[START OF LISTED RECORDS]
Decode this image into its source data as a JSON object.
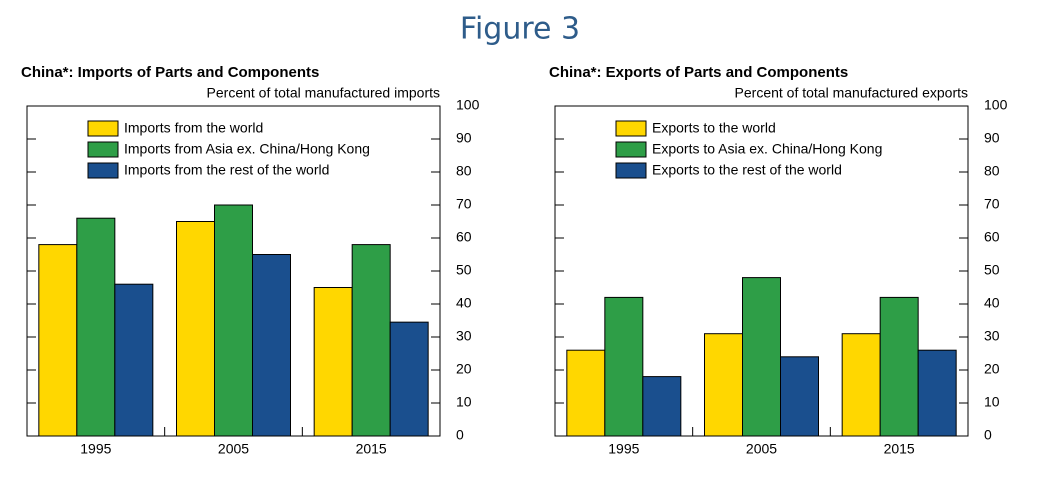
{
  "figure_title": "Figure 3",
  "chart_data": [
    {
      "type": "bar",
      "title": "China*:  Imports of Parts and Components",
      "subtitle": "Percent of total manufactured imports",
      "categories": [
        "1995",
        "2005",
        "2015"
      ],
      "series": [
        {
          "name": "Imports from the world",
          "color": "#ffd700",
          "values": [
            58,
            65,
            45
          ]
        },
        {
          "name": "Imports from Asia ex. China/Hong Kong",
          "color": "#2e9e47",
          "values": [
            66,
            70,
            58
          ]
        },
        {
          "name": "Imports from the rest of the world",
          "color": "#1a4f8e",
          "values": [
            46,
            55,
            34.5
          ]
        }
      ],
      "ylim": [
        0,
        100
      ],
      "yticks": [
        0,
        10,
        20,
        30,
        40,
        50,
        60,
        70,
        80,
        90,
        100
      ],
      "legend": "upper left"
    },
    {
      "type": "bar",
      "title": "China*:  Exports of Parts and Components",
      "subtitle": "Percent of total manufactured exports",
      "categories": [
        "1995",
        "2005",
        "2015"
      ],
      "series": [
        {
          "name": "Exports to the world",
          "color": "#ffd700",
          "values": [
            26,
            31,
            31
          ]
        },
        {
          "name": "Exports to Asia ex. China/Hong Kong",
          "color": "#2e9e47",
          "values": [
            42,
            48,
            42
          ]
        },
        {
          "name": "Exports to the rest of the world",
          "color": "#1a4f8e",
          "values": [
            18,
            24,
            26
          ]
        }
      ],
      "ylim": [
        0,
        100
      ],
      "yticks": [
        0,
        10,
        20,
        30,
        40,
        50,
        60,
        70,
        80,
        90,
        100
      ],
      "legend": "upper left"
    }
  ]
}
[END OF LISTED RECORDS]
▸ TASK STATEMENT: How many lines of these entries contain the string "from"? Reply with the number alone.

▸ SOLVED PROBLEM: 3